While making such marks children are learning from the physical pleasure of touching the paints and making 'changes' to their environment. What may seem like a chaotic mess to us actuallly reflects children gaining experience, developing skills, expressing emotions and eventually controlling movements to be able to make more particular marks.
As young children become more familiar with paint and practises using it in a variety of ways, improving their concentration and developing their interest, they will begin to use the paint not just for its own sake but consciously to create ideas to reflect their experience and imitate their environment.
It is very important that adults do not interfere in this natural development by trying to make children produce recognisable 'painting' before they are able. The adult should simply offer support by providing them with materials, space and opportunities, and by giving plenty of encouragement and praise.
Young children should not be constrained by adults restricting the materials and expectations - for example, they should not be made to use brushes on paper. Even though young children may be capable of using them, these tools might inhibit their spontaneity and self-expression and lead to frustration.
Painting is a creative activity that gives children the opportunity to play with colour and to become familiar with texture, while making marks and creating patterns. It gives children experience in touching, feeling and exploring. They learn to flex and stretch their muscles and to develop co-ordination as they manipulate and mould the paint and the textures that paint can be mixed with. After all, the artists of the future will only appear if they are allowed to play freely with materials.

⁂

_EXERCISE TASK A_. In the supplied passage on children's painting, list each thing an adult is told to provide to children when offering support.

⁂

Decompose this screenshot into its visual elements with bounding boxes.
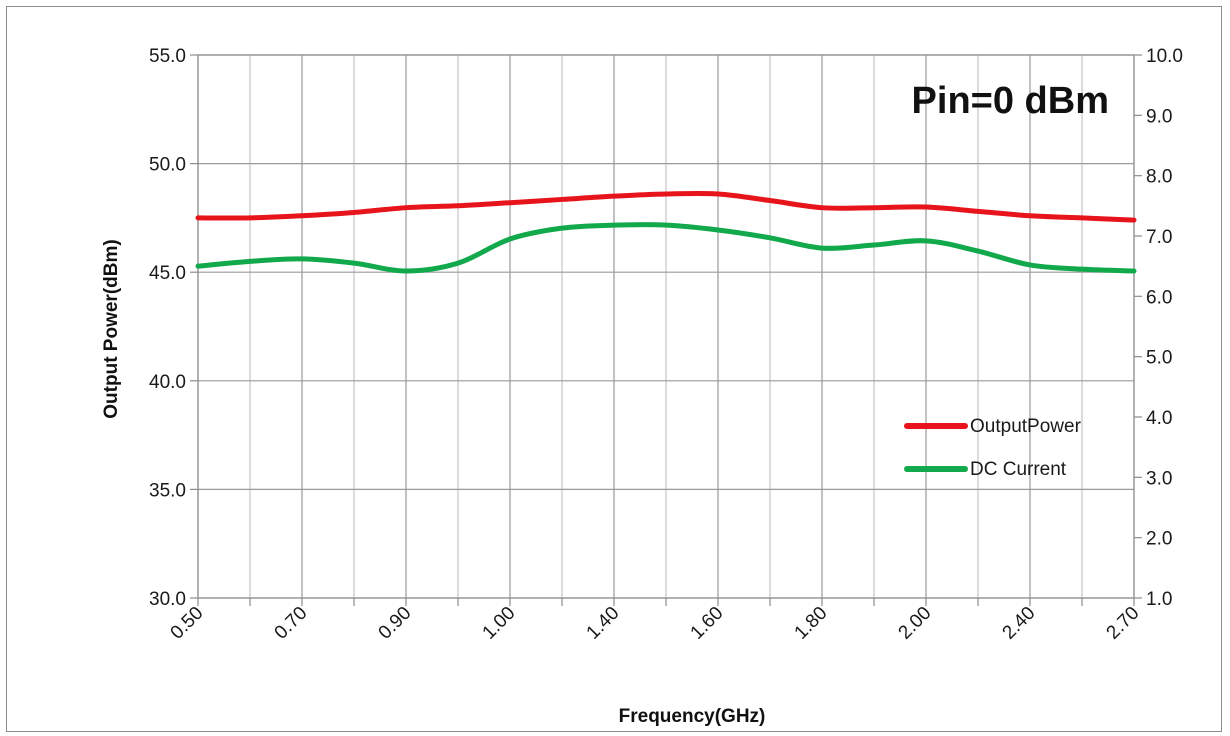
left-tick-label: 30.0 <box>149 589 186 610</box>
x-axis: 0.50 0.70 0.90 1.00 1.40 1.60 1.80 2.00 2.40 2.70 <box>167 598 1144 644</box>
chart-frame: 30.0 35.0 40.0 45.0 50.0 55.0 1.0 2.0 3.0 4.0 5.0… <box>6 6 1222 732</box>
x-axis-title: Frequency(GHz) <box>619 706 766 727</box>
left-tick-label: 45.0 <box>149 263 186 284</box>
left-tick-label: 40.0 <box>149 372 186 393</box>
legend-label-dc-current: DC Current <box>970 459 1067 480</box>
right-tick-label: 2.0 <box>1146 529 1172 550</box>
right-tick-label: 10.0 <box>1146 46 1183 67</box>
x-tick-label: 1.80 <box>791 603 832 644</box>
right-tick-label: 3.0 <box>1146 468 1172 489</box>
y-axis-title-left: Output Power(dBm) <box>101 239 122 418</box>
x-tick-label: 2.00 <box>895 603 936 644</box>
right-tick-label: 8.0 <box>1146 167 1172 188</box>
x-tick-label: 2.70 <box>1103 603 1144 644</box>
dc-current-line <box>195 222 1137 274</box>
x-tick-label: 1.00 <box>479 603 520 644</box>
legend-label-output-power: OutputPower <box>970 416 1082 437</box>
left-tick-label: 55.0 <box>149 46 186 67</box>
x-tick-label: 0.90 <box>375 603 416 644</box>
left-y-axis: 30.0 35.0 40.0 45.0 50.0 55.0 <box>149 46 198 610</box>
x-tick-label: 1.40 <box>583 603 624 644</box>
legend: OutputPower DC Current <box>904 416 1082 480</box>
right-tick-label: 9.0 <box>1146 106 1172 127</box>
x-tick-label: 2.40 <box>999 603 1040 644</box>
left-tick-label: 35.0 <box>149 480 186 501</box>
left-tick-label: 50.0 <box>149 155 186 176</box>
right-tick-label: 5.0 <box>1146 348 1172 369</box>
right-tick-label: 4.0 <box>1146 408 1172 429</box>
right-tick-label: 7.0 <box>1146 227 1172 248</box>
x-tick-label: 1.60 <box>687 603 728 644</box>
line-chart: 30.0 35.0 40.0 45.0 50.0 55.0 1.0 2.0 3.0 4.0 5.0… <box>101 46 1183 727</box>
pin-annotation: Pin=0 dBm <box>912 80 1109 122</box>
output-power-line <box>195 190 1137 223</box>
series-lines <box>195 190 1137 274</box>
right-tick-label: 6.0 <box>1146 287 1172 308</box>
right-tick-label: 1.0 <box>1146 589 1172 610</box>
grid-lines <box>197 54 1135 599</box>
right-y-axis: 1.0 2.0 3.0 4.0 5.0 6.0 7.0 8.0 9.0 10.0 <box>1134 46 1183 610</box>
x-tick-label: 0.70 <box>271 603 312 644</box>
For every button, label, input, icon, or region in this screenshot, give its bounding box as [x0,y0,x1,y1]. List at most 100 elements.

⁂

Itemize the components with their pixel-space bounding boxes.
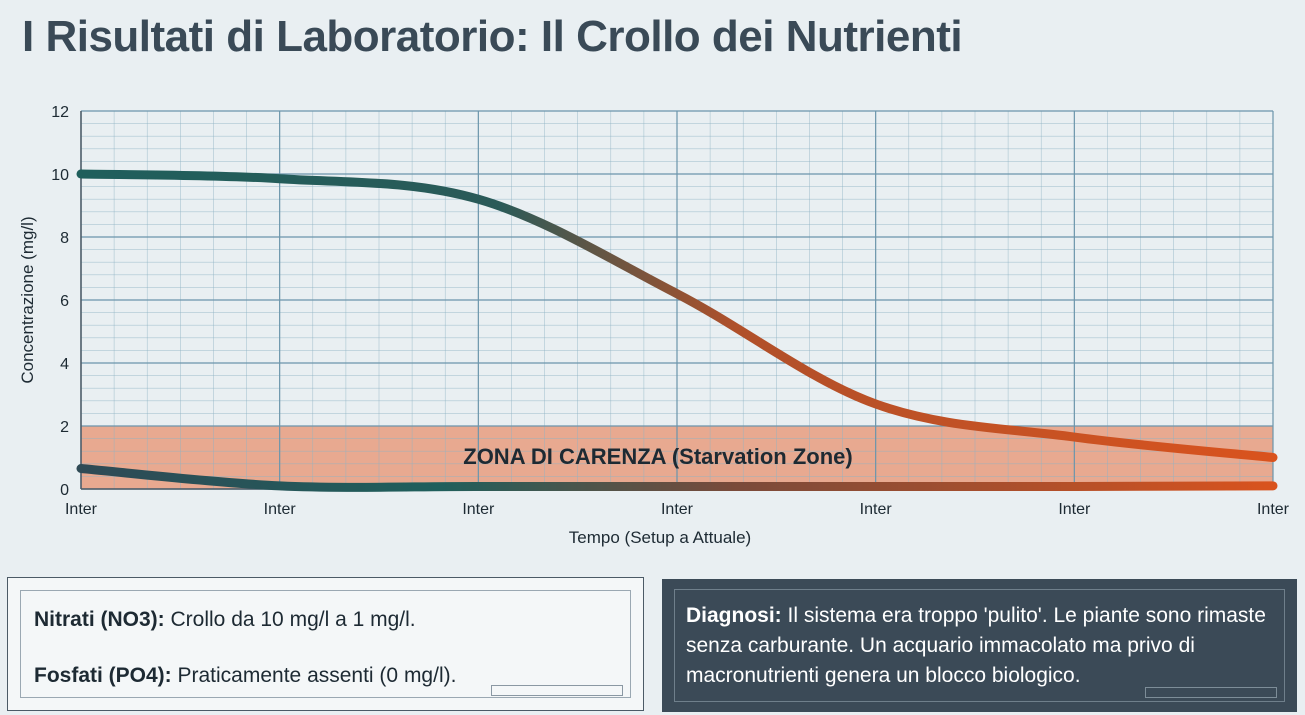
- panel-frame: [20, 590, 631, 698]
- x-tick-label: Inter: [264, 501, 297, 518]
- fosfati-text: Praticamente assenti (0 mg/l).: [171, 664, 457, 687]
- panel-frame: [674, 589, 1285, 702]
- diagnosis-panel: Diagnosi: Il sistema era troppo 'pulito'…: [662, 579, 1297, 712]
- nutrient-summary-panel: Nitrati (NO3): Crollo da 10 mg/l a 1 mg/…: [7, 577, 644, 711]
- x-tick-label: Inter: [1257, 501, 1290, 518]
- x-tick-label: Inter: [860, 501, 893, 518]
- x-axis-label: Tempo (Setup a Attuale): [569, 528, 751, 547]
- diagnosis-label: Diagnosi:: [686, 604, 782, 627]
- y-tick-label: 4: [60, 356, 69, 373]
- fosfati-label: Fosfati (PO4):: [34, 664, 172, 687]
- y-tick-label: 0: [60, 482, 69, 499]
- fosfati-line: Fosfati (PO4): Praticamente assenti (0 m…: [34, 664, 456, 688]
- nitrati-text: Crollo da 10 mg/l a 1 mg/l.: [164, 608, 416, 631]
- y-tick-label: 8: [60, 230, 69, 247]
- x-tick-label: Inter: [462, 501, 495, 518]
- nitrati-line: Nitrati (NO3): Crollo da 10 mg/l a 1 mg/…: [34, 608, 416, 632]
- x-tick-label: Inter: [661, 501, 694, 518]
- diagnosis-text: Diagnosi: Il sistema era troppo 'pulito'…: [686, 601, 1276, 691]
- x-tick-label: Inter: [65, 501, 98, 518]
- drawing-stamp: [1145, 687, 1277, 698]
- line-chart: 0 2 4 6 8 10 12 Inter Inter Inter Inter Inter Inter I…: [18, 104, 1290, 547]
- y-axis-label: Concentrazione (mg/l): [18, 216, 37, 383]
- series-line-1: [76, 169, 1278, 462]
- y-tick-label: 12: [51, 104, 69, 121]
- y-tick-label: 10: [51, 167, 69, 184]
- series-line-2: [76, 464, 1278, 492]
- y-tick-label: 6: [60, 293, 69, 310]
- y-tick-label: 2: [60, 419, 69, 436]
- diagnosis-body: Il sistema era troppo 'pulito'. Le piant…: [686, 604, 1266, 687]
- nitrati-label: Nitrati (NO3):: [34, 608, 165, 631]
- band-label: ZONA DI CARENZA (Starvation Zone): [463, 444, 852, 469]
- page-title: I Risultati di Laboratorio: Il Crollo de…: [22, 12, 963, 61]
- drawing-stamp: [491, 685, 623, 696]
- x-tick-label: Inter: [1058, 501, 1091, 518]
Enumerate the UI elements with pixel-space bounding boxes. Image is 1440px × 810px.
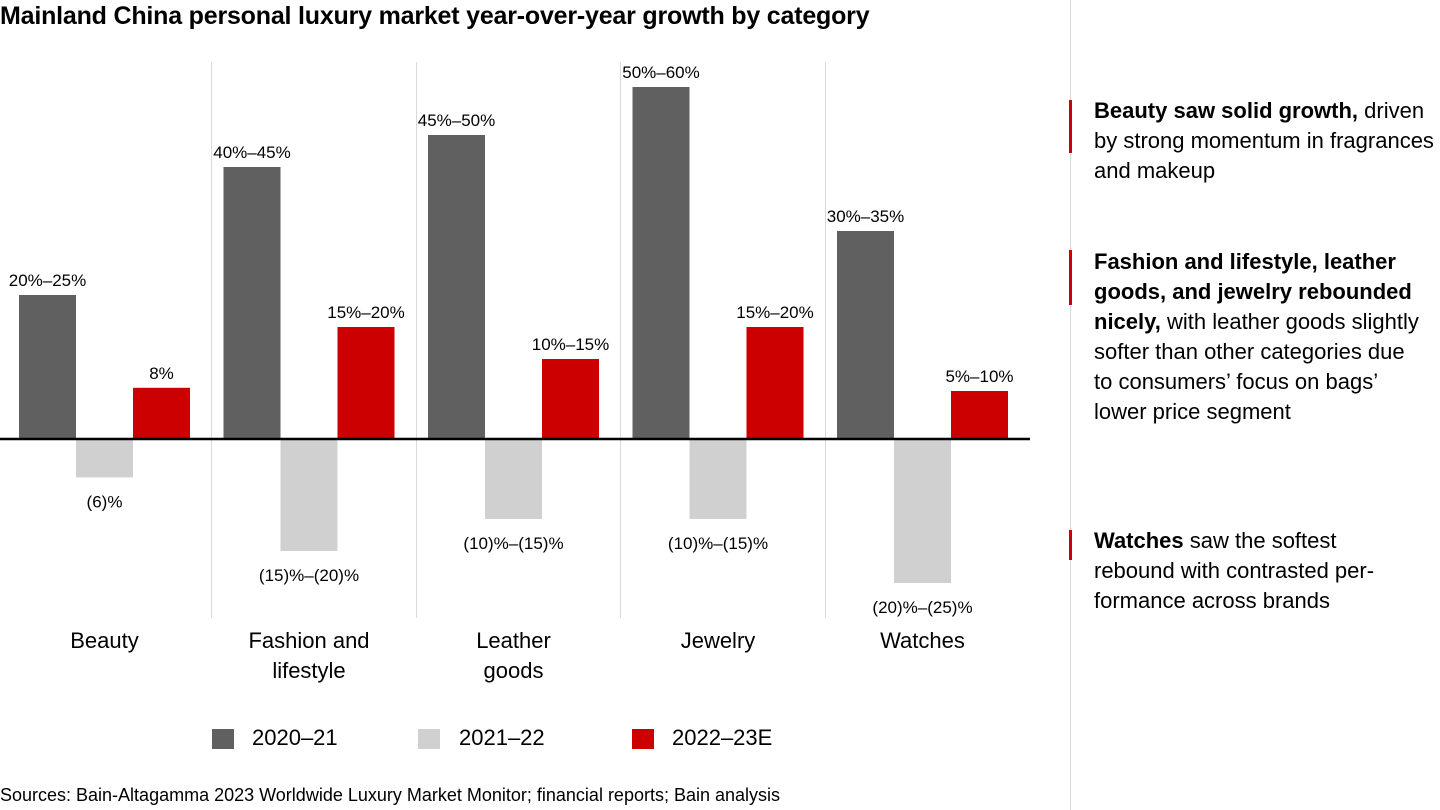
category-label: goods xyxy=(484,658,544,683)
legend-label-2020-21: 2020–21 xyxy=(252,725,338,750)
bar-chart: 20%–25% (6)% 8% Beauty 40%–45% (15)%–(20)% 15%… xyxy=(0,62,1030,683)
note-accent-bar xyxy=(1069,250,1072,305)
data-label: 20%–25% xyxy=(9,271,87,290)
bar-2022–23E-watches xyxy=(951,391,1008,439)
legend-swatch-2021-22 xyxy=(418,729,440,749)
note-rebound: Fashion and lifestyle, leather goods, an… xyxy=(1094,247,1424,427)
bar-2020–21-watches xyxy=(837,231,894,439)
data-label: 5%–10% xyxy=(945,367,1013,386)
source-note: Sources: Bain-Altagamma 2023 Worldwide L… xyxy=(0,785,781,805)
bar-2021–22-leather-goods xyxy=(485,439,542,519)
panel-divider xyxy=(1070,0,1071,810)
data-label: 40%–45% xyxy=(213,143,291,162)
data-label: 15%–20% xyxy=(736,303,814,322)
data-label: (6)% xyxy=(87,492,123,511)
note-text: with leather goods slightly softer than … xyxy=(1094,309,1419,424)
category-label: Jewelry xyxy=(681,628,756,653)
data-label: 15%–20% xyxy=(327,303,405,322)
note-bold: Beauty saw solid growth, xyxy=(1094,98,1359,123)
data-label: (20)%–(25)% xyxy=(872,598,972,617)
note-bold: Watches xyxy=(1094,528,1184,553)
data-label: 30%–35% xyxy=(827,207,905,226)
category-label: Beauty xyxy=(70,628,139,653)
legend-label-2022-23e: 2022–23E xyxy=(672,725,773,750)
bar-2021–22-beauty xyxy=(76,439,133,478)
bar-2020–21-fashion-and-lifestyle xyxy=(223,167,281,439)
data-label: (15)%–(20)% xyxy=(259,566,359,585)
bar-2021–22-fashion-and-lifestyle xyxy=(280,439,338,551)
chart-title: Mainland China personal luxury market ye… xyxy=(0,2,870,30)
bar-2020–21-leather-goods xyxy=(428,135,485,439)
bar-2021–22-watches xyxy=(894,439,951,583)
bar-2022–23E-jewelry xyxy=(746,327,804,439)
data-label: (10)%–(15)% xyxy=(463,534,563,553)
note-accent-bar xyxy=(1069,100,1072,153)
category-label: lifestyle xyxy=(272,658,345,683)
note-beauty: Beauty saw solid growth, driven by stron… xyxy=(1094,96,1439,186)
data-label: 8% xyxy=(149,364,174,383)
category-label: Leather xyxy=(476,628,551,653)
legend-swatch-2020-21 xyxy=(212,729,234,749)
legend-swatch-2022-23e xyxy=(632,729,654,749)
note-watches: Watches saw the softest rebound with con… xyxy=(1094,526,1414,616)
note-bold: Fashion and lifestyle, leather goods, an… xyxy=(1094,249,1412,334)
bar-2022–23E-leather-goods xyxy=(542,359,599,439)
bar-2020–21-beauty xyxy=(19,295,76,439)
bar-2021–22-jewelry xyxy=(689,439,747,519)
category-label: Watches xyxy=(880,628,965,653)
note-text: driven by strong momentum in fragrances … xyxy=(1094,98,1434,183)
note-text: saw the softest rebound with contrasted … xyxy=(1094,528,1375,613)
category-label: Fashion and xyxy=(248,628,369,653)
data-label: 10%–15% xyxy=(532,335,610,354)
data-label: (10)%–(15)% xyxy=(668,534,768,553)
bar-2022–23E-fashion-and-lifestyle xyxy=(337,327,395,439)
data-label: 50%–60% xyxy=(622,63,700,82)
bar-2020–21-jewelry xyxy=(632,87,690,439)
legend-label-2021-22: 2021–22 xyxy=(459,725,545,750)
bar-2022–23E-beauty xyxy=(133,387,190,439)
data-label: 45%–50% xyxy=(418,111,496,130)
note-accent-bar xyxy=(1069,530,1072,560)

⁂

_EXERCISE TASK B_. Take the record lines from the one containing "- panel-frame: [20, 590, 631, 698]" down to the one containing "- diagnosis-panel: Diagnosi: Il", and write them out again with "panel-frame" changed to "panel-border" and everything else left as is.

_EXERCISE ANSWER A_.
- materials
- space
- opportunities

_EXERCISE ANSWER B_.
- panel-border: [20, 590, 631, 698]
- x-tick-label: Inter: [264, 501, 297, 518]
- fosfati-text: Praticamente assenti (0 mg/l).: [171, 664, 457, 687]
- panel-border: [674, 589, 1285, 702]
- diagnosis-panel: Diagnosi: Il sistema era troppo 'pulito'…: [662, 579, 1297, 712]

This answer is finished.